• **Instructions for the task**: Copy each of the entries below character for character, keeping every line in its original order.
::: Extracted entries :::
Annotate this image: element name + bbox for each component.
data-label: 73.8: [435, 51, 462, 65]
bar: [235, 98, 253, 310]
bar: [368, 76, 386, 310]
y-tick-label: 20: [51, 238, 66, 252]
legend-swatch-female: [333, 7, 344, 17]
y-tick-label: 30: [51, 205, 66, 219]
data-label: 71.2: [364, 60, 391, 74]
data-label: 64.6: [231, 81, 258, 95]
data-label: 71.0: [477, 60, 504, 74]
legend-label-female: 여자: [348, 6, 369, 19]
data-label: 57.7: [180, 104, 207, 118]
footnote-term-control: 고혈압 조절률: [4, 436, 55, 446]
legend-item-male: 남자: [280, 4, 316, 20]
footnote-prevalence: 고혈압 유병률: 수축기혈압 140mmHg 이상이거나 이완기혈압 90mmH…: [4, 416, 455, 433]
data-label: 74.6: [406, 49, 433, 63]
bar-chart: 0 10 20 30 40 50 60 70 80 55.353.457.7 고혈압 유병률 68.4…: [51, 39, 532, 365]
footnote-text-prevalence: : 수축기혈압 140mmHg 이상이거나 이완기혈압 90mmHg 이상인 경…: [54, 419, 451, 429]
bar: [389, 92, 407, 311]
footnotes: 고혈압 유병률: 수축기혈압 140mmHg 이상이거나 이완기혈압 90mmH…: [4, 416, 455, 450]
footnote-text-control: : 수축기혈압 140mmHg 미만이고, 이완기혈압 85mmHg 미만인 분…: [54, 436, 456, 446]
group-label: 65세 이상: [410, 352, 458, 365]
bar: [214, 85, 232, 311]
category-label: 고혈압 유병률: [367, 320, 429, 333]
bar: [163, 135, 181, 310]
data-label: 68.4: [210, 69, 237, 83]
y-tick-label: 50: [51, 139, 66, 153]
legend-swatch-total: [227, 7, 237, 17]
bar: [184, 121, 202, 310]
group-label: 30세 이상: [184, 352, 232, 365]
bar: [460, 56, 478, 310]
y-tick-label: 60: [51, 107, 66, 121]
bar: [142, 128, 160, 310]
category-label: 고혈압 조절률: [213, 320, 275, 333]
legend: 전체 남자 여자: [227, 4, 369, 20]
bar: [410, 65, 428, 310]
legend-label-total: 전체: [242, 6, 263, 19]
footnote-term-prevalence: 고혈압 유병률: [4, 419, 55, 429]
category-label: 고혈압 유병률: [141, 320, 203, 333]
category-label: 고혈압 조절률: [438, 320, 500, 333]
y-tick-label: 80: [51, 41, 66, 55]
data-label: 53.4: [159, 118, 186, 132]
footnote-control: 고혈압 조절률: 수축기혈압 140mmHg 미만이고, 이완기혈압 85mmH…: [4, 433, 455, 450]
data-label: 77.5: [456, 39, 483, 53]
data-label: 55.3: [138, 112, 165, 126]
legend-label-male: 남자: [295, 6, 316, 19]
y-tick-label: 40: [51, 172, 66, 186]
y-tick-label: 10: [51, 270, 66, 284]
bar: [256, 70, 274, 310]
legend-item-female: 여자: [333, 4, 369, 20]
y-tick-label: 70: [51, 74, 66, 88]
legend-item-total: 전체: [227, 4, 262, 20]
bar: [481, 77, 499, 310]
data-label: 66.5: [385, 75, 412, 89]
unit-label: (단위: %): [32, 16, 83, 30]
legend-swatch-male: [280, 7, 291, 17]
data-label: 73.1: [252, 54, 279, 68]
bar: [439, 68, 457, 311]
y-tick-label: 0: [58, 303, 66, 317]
:::
• **Exercise response**:
Annotate this image: element name + bbox for each component.
data-label: 73.8: [435, 51, 462, 65]
bar: [235, 98, 253, 310]
bar: [368, 76, 386, 310]
y-tick-label: 20: [51, 238, 66, 252]
legend-swatch-female: [333, 7, 344, 17]
y-tick-label: 30: [51, 205, 66, 219]
data-label: 71.2: [364, 60, 391, 74]
data-label: 64.6: [231, 81, 258, 95]
data-label: 71.0: [477, 60, 504, 74]
legend-label-female: 여자: [348, 6, 369, 19]
data-label: 57.7: [180, 104, 207, 118]
footnote-term-control: 고혈압 조절률: [4, 436, 55, 446]
legend-item-male: 남자: [280, 4, 316, 20]
footnote-prevalence: 고혈압 유병률: 수축기혈압 140mmHg 이상이거나 이완기혈압 90mmH…: [4, 416, 455, 433]
data-label: 74.6: [406, 49, 433, 63]
bar-chart: 0 10 20 30 40 50 60 70 80 55.353.457.7 고혈압 유병률 68.4…: [51, 39, 532, 365]
footnote-text-prevalence: : 수축기혈압 140mmHg 이상이거나 이완기혈압 90mmHg 이상인 경…: [54, 419, 451, 429]
bar: [389, 92, 407, 311]
footnotes: 고혈압 유병률: 수축기혈압 140mmHg 이상이거나 이완기혈압 90mmH…: [4, 416, 455, 450]
footnote-text-control: : 수축기혈압 140mmHg 미만이고, 이완기혈압 85mmHg 미만인 분…: [54, 436, 456, 446]
group-label: 65세 이상: [410, 352, 458, 365]
bar: [214, 85, 232, 311]
category-label: 고혈압 유병률: [367, 320, 429, 333]
bar: [163, 135, 181, 310]
data-label: 68.4: [210, 69, 237, 83]
y-tick-label: 50: [51, 139, 66, 153]
legend-swatch-total: [227, 7, 237, 17]
bar: [184, 121, 202, 310]
group-label: 30세 이상: [184, 352, 232, 365]
bar: [460, 56, 478, 310]
y-tick-label: 60: [51, 107, 66, 121]
bar: [142, 128, 160, 310]
category-label: 고혈압 조절률: [213, 320, 275, 333]
legend: 전체 남자 여자: [227, 4, 369, 20]
bar: [410, 65, 428, 310]
legend-label-total: 전체: [242, 6, 263, 19]
footnote-term-prevalence: 고혈압 유병률: [4, 419, 55, 429]
category-label: 고혈압 유병률: [141, 320, 203, 333]
category-label: 고혈압 조절률: [438, 320, 500, 333]
y-tick-label: 80: [51, 41, 66, 55]
data-label: 53.4: [159, 118, 186, 132]
footnote-control: 고혈압 조절률: 수축기혈압 140mmHg 미만이고, 이완기혈압 85mmH…: [4, 433, 455, 450]
data-label: 77.5: [456, 39, 483, 53]
data-label: 55.3: [138, 112, 165, 126]
legend-label-male: 남자: [295, 6, 316, 19]
y-tick-label: 40: [51, 172, 66, 186]
y-tick-label: 10: [51, 270, 66, 284]
bar: [256, 70, 274, 310]
legend-item-female: 여자: [333, 4, 369, 20]
y-tick-label: 70: [51, 74, 66, 88]
legend-item-total: 전체: [227, 4, 262, 20]
bar: [481, 77, 499, 310]
data-label: 66.5: [385, 75, 412, 89]
unit-label: (단위: %): [32, 16, 83, 30]
legend-swatch-male: [280, 7, 291, 17]
data-label: 73.1: [252, 54, 279, 68]
bar: [439, 68, 457, 311]
y-tick-label: 0: [58, 303, 66, 317]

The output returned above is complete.